* What the task asks: Find each line containing the word "this" and report how many there are. Add nothing else.

* Supplied data:
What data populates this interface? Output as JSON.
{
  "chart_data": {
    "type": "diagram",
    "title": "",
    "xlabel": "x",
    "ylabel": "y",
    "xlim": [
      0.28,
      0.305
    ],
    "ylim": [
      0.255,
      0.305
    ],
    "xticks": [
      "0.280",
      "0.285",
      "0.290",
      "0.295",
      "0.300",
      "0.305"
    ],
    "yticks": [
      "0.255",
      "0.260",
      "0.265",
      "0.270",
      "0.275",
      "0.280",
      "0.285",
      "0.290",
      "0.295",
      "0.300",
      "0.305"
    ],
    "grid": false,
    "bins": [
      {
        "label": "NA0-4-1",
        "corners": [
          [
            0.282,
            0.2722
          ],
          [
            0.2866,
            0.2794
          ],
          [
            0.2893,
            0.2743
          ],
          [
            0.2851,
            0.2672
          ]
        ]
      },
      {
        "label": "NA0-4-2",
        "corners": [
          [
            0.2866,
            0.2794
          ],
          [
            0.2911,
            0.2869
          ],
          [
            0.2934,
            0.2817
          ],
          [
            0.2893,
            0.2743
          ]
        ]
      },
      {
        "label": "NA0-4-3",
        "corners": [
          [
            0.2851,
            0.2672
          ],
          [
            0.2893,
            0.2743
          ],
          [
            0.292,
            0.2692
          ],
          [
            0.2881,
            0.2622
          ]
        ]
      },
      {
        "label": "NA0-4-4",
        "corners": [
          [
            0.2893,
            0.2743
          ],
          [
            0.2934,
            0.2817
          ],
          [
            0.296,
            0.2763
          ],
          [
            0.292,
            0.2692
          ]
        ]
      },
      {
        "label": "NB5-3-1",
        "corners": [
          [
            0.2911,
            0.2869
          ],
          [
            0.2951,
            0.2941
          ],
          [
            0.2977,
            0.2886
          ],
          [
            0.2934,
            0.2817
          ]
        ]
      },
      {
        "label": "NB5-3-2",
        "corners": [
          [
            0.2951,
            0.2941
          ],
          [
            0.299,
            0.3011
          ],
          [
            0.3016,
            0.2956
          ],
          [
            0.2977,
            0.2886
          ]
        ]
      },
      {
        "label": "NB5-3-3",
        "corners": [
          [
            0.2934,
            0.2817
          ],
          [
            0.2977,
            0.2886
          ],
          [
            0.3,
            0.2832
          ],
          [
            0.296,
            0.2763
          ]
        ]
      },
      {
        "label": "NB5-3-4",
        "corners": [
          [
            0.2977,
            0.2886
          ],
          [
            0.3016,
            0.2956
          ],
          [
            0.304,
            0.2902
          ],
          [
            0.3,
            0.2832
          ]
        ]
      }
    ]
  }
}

--

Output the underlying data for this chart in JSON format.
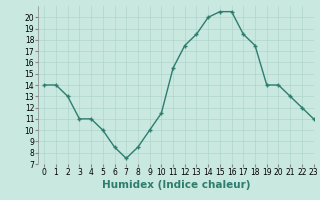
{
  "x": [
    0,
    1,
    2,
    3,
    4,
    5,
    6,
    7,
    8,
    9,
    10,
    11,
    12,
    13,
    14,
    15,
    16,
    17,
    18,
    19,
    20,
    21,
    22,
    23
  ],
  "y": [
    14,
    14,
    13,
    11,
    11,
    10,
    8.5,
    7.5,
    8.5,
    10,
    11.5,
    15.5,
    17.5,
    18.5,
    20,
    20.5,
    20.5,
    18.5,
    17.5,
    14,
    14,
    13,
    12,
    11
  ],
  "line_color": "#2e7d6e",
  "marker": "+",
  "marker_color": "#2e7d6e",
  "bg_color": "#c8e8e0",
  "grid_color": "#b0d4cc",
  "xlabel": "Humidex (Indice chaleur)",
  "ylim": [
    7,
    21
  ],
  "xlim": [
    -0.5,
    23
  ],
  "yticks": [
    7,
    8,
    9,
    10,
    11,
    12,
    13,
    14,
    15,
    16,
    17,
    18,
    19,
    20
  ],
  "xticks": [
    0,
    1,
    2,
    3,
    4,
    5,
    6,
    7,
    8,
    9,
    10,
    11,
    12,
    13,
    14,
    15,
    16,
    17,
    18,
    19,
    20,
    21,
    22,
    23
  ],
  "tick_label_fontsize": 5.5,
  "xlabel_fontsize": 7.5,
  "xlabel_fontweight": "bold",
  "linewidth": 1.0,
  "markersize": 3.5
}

* Solution to the exercise: 2